Start ROWS

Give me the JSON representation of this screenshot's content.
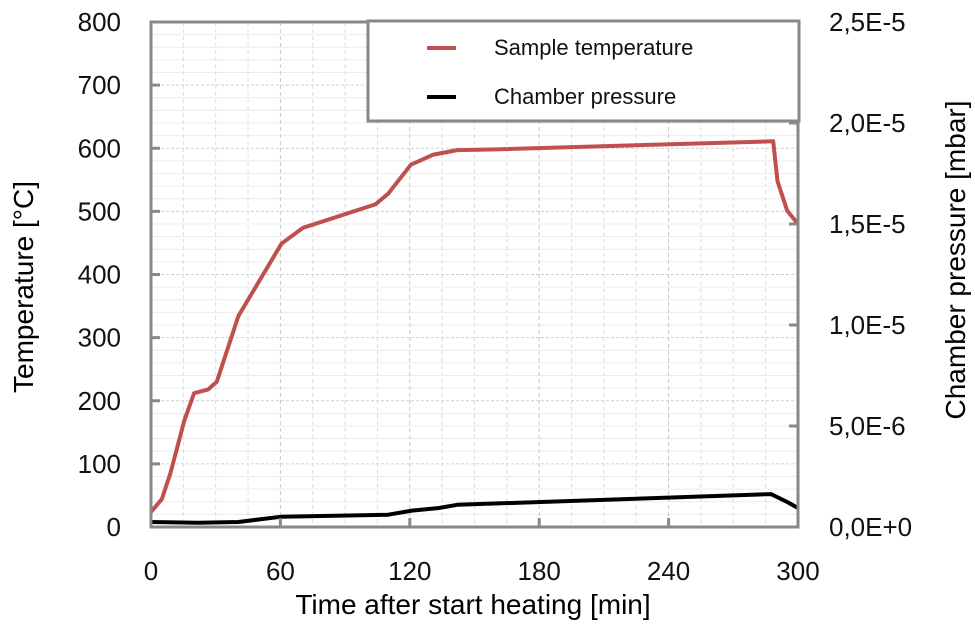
{
  "chart_data": {
    "type": "line",
    "title": "",
    "xlabel": "Time after start heating [min]",
    "ylabel": "Temperature [°C]",
    "y2label": "Chamber pressure [mbar]",
    "xlim": [
      0,
      300
    ],
    "ylim": [
      0,
      800
    ],
    "y2lim": [
      0,
      2.5e-05
    ],
    "x_ticks": [
      0,
      60,
      120,
      180,
      240,
      300
    ],
    "x_tick_labels": [
      "0",
      "60",
      "120",
      "180",
      "240",
      "300"
    ],
    "y_ticks": [
      0,
      100,
      200,
      300,
      400,
      500,
      600,
      700,
      800
    ],
    "y_tick_labels": [
      "0",
      "100",
      "200",
      "300",
      "400",
      "500",
      "600",
      "700",
      "800"
    ],
    "y2_ticks": [
      0,
      5e-06,
      1e-05,
      1.5e-05,
      2e-05,
      2.5e-05
    ],
    "y2_tick_labels": [
      "0,0E+0",
      "5,0E-6",
      "1,0E-5",
      "1,5E-5",
      "2,0E-5",
      "2,5E-5"
    ],
    "grid": true,
    "legend_position": "top-right",
    "series": [
      {
        "name": "Sample temperature",
        "axis": "left",
        "color": "#c0504d",
        "x": [
          0,
          5,
          9,
          15.5,
          20,
          26.5,
          30.5,
          40.5,
          60.5,
          70.5,
          104,
          110,
          120.5,
          131,
          142,
          157.5,
          288.5,
          290.5,
          295,
          300
        ],
        "y": [
          24,
          44,
          85,
          169,
          212,
          218,
          230,
          334,
          449,
          474,
          511,
          528,
          574,
          590,
          597,
          598,
          611,
          548,
          501,
          480
        ]
      },
      {
        "name": "Chamber pressure",
        "axis": "right",
        "color": "#000000",
        "x": [
          0,
          22,
          40.5,
          60.5,
          110,
          121,
          133.5,
          142,
          287.5,
          295,
          300
        ],
        "y": [
          2.5e-07,
          2.1e-07,
          2.5e-07,
          5.1e-07,
          6.1e-07,
          8.1e-07,
          9.4e-07,
          1.1e-06,
          1.63e-06,
          1.24e-06,
          9.4e-07
        ]
      }
    ]
  }
}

End ROWS

* **AIM OF THE TASK**: Repeat all of the data above word for word, minus the pictures.

* **REPLY**:
Give me the JSON representation of this screenshot's content.
{
  "chart_data": {
    "type": "line",
    "title": "",
    "xlabel": "Time after start heating [min]",
    "ylabel": "Temperature [°C]",
    "y2label": "Chamber pressure [mbar]",
    "xlim": [
      0,
      300
    ],
    "ylim": [
      0,
      800
    ],
    "y2lim": [
      0,
      2.5e-05
    ],
    "x_ticks": [
      0,
      60,
      120,
      180,
      240,
      300
    ],
    "x_tick_labels": [
      "0",
      "60",
      "120",
      "180",
      "240",
      "300"
    ],
    "y_ticks": [
      0,
      100,
      200,
      300,
      400,
      500,
      600,
      700,
      800
    ],
    "y_tick_labels": [
      "0",
      "100",
      "200",
      "300",
      "400",
      "500",
      "600",
      "700",
      "800"
    ],
    "y2_ticks": [
      0,
      5e-06,
      1e-05,
      1.5e-05,
      2e-05,
      2.5e-05
    ],
    "y2_tick_labels": [
      "0,0E+0",
      "5,0E-6",
      "1,0E-5",
      "1,5E-5",
      "2,0E-5",
      "2,5E-5"
    ],
    "grid": true,
    "legend_position": "top-right",
    "series": [
      {
        "name": "Sample temperature",
        "axis": "left",
        "color": "#c0504d",
        "x": [
          0,
          5,
          9,
          15.5,
          20,
          26.5,
          30.5,
          40.5,
          60.5,
          70.5,
          104,
          110,
          120.5,
          131,
          142,
          157.5,
          288.5,
          290.5,
          295,
          300
        ],
        "y": [
          24,
          44,
          85,
          169,
          212,
          218,
          230,
          334,
          449,
          474,
          511,
          528,
          574,
          590,
          597,
          598,
          611,
          548,
          501,
          480
        ]
      },
      {
        "name": "Chamber pressure",
        "axis": "right",
        "color": "#000000",
        "x": [
          0,
          22,
          40.5,
          60.5,
          110,
          121,
          133.5,
          142,
          287.5,
          295,
          300
        ],
        "y": [
          2.5e-07,
          2.1e-07,
          2.5e-07,
          5.1e-07,
          6.1e-07,
          8.1e-07,
          9.4e-07,
          1.1e-06,
          1.63e-06,
          1.24e-06,
          9.4e-07
        ]
      }
    ]
  }
}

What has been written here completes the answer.